> TASK INPUTS:

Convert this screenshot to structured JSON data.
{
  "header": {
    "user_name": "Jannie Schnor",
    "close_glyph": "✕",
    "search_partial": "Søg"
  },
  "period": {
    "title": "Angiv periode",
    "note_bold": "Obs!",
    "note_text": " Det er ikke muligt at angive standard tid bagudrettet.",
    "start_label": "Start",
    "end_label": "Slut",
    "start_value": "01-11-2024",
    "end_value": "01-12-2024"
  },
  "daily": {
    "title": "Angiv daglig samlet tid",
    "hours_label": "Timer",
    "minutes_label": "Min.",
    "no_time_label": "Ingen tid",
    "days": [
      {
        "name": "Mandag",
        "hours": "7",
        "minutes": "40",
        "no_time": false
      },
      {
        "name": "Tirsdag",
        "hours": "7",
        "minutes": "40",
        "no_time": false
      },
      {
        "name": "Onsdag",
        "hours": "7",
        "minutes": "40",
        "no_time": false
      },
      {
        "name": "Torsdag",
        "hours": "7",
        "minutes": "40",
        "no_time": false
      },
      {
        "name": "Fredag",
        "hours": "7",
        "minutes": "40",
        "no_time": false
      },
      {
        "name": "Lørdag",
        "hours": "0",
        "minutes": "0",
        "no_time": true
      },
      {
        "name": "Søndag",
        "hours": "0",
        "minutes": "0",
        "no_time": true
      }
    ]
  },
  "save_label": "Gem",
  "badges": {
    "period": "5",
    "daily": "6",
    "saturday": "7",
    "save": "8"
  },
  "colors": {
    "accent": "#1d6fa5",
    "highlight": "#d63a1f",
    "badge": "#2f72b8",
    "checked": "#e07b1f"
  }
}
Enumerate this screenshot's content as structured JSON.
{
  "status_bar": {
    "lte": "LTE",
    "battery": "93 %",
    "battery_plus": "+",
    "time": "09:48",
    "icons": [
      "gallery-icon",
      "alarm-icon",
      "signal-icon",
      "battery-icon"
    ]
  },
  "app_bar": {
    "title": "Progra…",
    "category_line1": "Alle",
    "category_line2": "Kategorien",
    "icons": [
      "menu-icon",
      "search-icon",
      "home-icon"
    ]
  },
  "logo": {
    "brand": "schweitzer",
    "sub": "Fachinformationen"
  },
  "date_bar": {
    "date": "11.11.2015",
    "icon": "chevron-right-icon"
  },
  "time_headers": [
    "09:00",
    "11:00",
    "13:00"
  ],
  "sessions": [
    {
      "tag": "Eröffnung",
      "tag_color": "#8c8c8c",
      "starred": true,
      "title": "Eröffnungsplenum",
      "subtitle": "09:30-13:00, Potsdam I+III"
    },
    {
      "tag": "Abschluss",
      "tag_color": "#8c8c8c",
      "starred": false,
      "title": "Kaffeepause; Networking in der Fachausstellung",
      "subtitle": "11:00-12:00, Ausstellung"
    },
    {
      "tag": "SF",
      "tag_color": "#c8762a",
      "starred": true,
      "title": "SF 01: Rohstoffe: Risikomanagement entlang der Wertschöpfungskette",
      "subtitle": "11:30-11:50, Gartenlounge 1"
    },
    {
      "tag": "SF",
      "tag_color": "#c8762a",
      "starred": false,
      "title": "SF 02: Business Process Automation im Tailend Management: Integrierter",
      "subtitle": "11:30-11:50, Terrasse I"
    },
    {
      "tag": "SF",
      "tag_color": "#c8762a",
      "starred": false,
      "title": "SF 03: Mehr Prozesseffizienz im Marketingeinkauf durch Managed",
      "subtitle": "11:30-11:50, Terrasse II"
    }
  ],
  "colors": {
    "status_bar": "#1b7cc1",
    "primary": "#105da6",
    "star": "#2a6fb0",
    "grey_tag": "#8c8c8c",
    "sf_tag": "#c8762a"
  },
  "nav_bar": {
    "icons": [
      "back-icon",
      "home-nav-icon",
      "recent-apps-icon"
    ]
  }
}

> EXERCISE DESCRIPTION:
Retype only the lines running from the line with "Enumerate this screenshot's" to the end of the listing, including both of those lines.

> CORRECT RESPONSE:
Enumerate this screenshot's content as structured JSON.
{
  "status_bar": {
    "lte": "LTE",
    "battery": "93 %",
    "battery_plus": "+",
    "time": "09:48",
    "icons": [
      "gallery-icon",
      "alarm-icon",
      "signal-icon",
      "battery-icon"
    ]
  },
  "app_bar": {
    "title": "Progra…",
    "category_line1": "Alle",
    "category_line2": "Kategorien",
    "icons": [
      "menu-icon",
      "search-icon",
      "home-icon"
    ]
  },
  "logo": {
    "brand": "schweitzer",
    "sub": "Fachinformationen"
  },
  "date_bar": {
    "date": "11.11.2015",
    "icon": "chevron-right-icon"
  },
  "time_headers": [
    "09:00",
    "11:00",
    "13:00"
  ],
  "sessions": [
    {
      "tag": "Eröffnung",
      "tag_color": "#8c8c8c",
      "starred": true,
      "title": "Eröffnungsplenum",
      "subtitle": "09:30-13:00, Potsdam I+III"
    },
    {
      "tag": "Abschluss",
      "tag_color": "#8c8c8c",
      "starred": false,
      "title": "Kaffeepause; Networking in der Fachausstellung",
      "subtitle": "11:00-12:00, Ausstellung"
    },
    {
      "tag": "SF",
      "tag_color": "#c8762a",
      "starred": true,
      "title": "SF 01: Rohstoffe: Risikomanagement entlang der Wertschöpfungskette",
      "subtitle": "11:30-11:50, Gartenlounge 1"
    },
    {
      "tag": "SF",
      "tag_color": "#c8762a",
      "starred": false,
      "title": "SF 02: Business Process Automation im Tailend Management: Integrierter",
      "subtitle": "11:30-11:50, Terrasse I"
    },
    {
      "tag": "SF",
      "tag_color": "#c8762a",
      "starred": false,
      "title": "SF 03: Mehr Prozesseffizienz im Marketingeinkauf durch Managed",
      "subtitle": "11:30-11:50, Terrasse II"
    }
  ],
  "colors": {
    "status_bar": "#1b7cc1",
    "primary": "#105da6",
    "star": "#2a6fb0",
    "grey_tag": "#8c8c8c",
    "sf_tag": "#c8762a"
  },
  "nav_bar": {
    "icons": [
      "back-icon",
      "home-nav-icon",
      "recent-apps-icon"
    ]
  }
}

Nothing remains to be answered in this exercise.